[Items from a dataset]
— Start —

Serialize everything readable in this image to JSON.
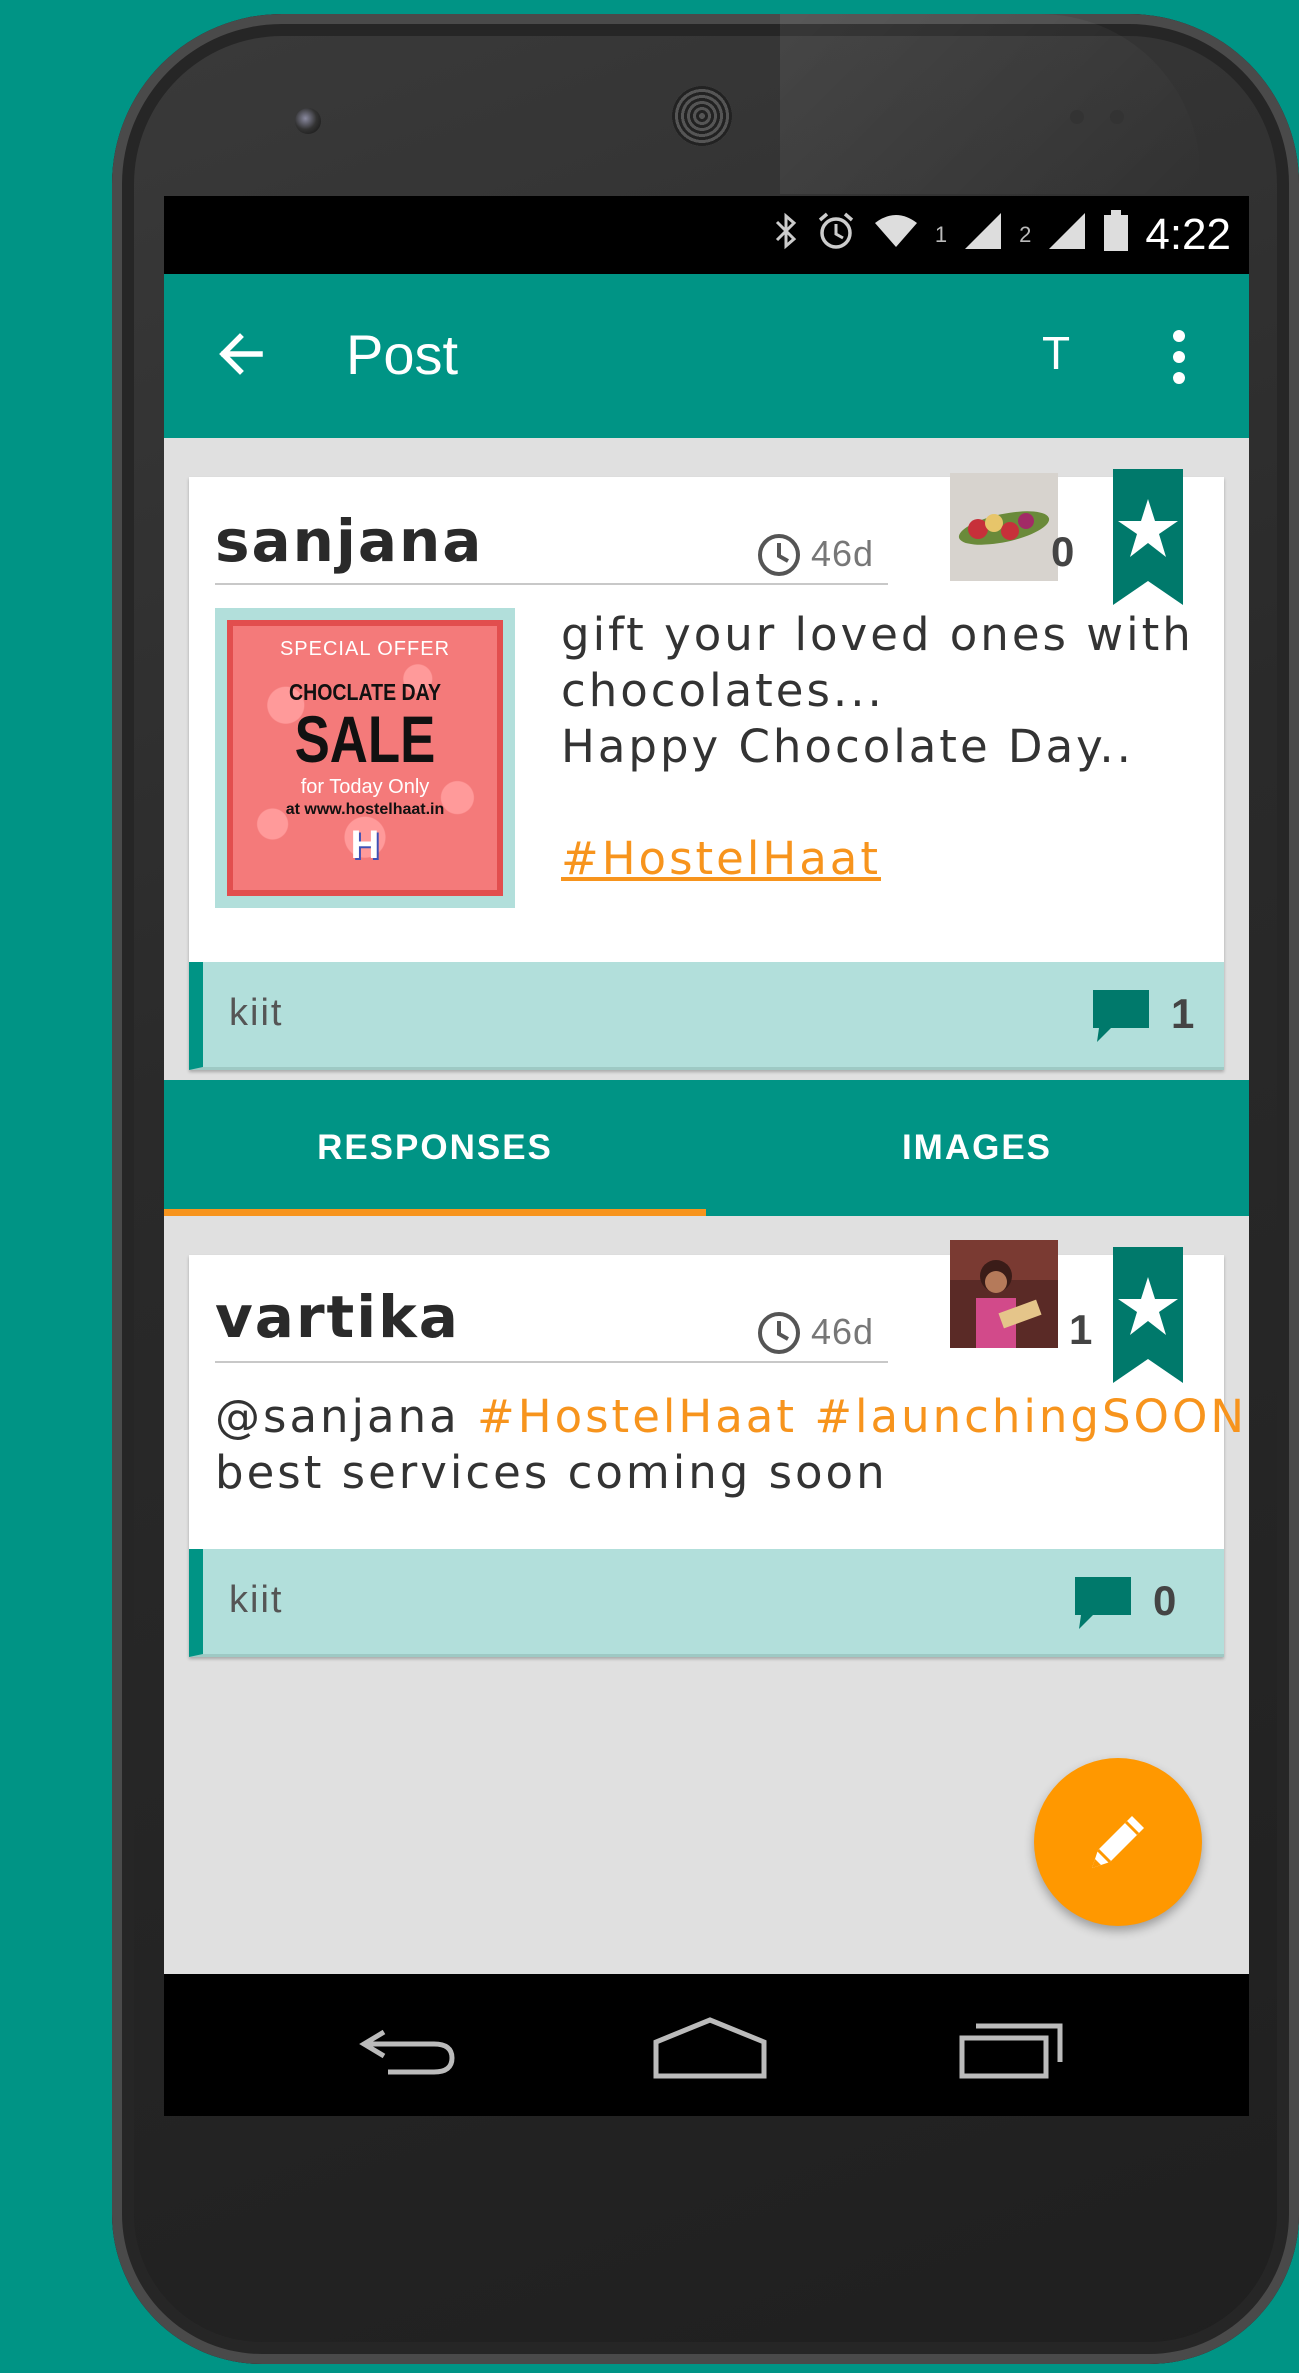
{
  "colors": {
    "teal": "#009485",
    "teal_light": "#b2dfdb",
    "accent": "#f7941d",
    "fab": "#ff9800"
  },
  "status_bar": {
    "time": "4:22",
    "sim1": "1",
    "sim2": "2",
    "icons": [
      "bluetooth-icon",
      "alarm-icon",
      "wifi-icon",
      "signal-icon",
      "signal-icon",
      "battery-icon"
    ]
  },
  "app_bar": {
    "title": "Post",
    "action_text": "T",
    "back_icon": "arrow-back-icon",
    "menu_icon": "more-vert-icon"
  },
  "post": {
    "author": "sanjana",
    "time": "46d",
    "likes": "0",
    "image_text": {
      "line1": "SPECIAL OFFER",
      "line2": "CHOCLATE DAY",
      "line3": "SALE",
      "line4": "for Today Only",
      "line5": "at www.hostelhaat.in",
      "logo": "H"
    },
    "text_lines": [
      "gift your loved ones with",
      "chocolates...",
      "Happy Chocolate Day.."
    ],
    "hashtag": "#HostelHaat",
    "tag": "kiit",
    "comments": "1"
  },
  "tabs": [
    {
      "label": "RESPONSES",
      "active": true
    },
    {
      "label": "IMAGES",
      "active": false
    }
  ],
  "response": {
    "author": "vartika",
    "time": "46d",
    "likes": "1",
    "mention": "@sanjana",
    "hashtags": "#HostelHaat #launchingSOON",
    "line2": "best services coming soon",
    "tag": "kiit",
    "comments": "0"
  },
  "fab_icon": "pencil-icon",
  "nav_bar": {
    "icons": [
      "back-nav-icon",
      "home-nav-icon",
      "recents-nav-icon"
    ]
  }
}
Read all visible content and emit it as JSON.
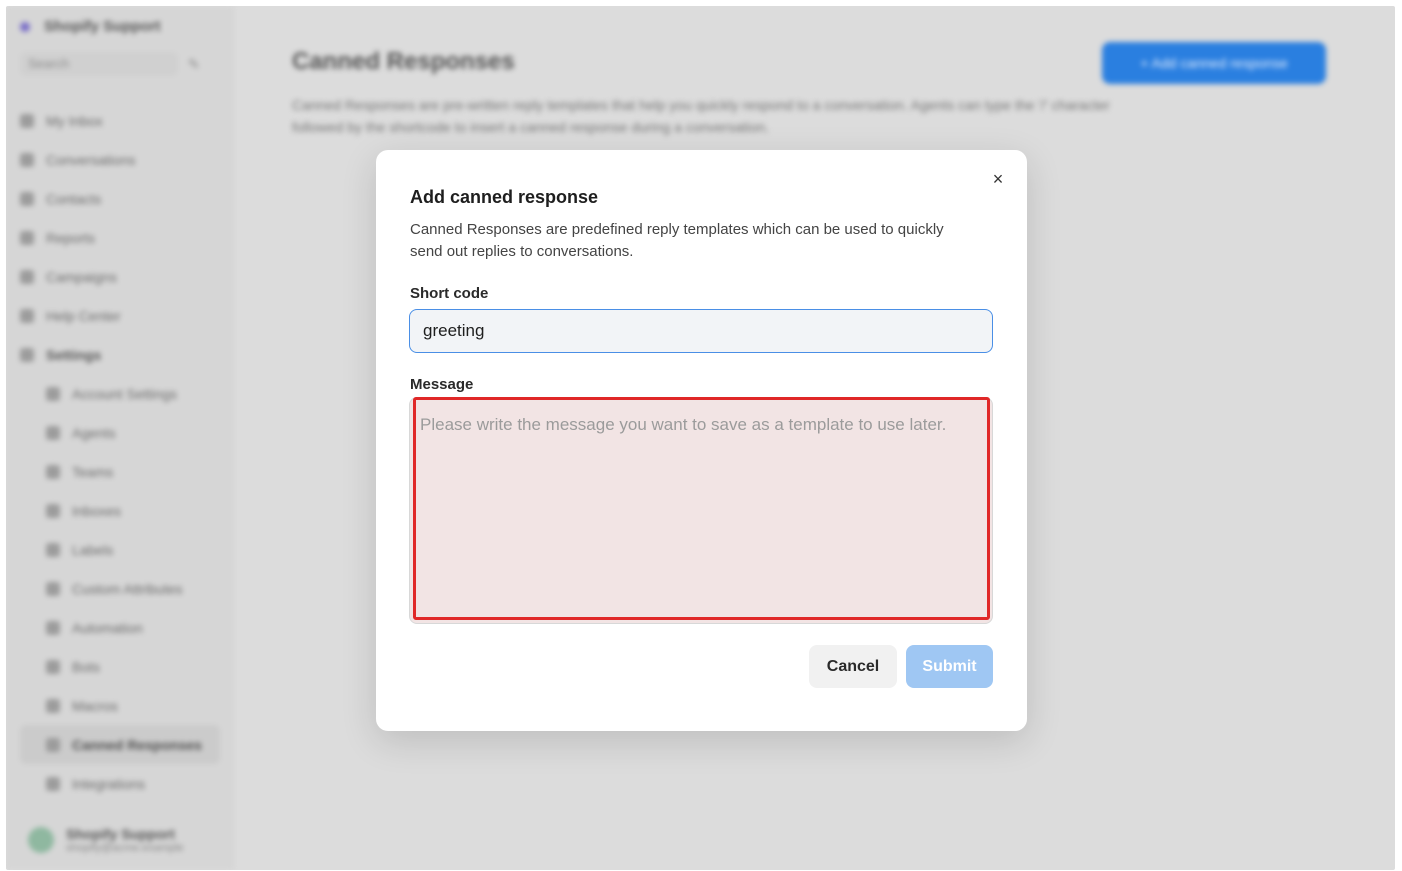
{
  "app": {
    "workspace_name": "Shopify Support",
    "search_placeholder": "Search",
    "nav": [
      {
        "label": "My Inbox",
        "icon": "inbox-icon"
      },
      {
        "label": "Conversations",
        "icon": "chat-icon"
      },
      {
        "label": "Contacts",
        "icon": "contacts-icon"
      },
      {
        "label": "Reports",
        "icon": "reports-icon"
      },
      {
        "label": "Campaigns",
        "icon": "megaphone-icon"
      },
      {
        "label": "Help Center",
        "icon": "book-icon"
      },
      {
        "label": "Settings",
        "icon": "gear-icon"
      }
    ],
    "settings_nav": [
      {
        "label": "Account Settings",
        "icon": "gear-icon"
      },
      {
        "label": "Agents",
        "icon": "agent-icon"
      },
      {
        "label": "Teams",
        "icon": "teams-icon"
      },
      {
        "label": "Inboxes",
        "icon": "inbox-icon"
      },
      {
        "label": "Labels",
        "icon": "tag-icon"
      },
      {
        "label": "Custom Attributes",
        "icon": "code-icon"
      },
      {
        "label": "Automation",
        "icon": "automation-icon"
      },
      {
        "label": "Bots",
        "icon": "bot-icon"
      },
      {
        "label": "Macros",
        "icon": "macro-icon"
      },
      {
        "label": "Canned Responses",
        "icon": "canned-icon"
      },
      {
        "label": "Integrations",
        "icon": "plug-icon"
      }
    ],
    "footer_name": "Shopify Support",
    "footer_sub": "shopify@acme.example",
    "page_title": "Canned Responses",
    "page_description": "Canned Responses are pre-written reply templates that help you quickly respond to a conversation. Agents can type the '/' character followed by the shortcode to insert a canned response during a conversation.",
    "add_button_label": "+ Add canned response"
  },
  "modal": {
    "close_icon": "×",
    "title": "Add canned response",
    "description": "Canned Responses are predefined reply templates which can be used to quickly send out replies to conversations.",
    "short_code_label": "Short code",
    "short_code_value": "greeting",
    "message_label": "Message",
    "message_placeholder": "Please write the message you want to save as a template to use later.",
    "cancel_label": "Cancel",
    "submit_label": "Submit",
    "highlight_color": "#e02828"
  }
}
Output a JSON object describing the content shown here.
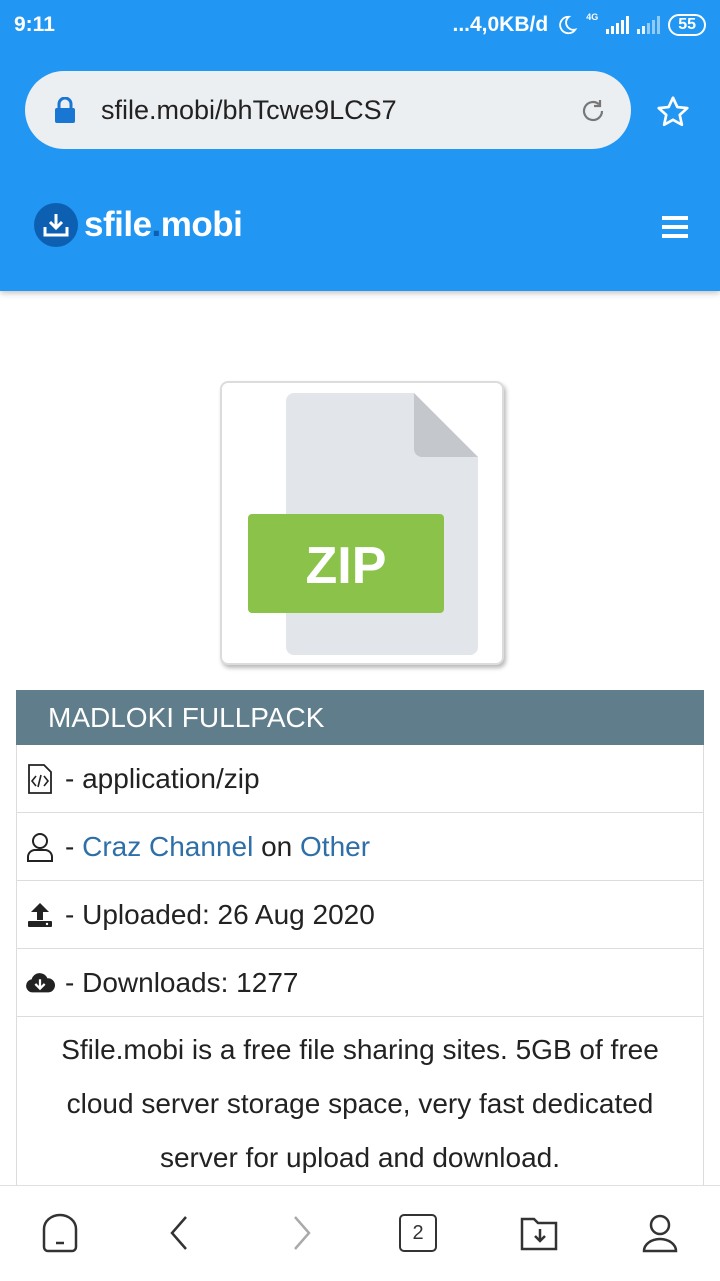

— End —

Problem statement: For each line of the listing that holds the word "templates", show that line.

Written solution:
    "page_description": "Canned Responses are pre-written reply templates that help you quickly respond to a conversation. Agents can type the '/' character followed by the shortcode to insert a canned response during a conversation.",
    "description": "Canned Responses are predefined reply templates which can be used to quickly send out replies to conversations.",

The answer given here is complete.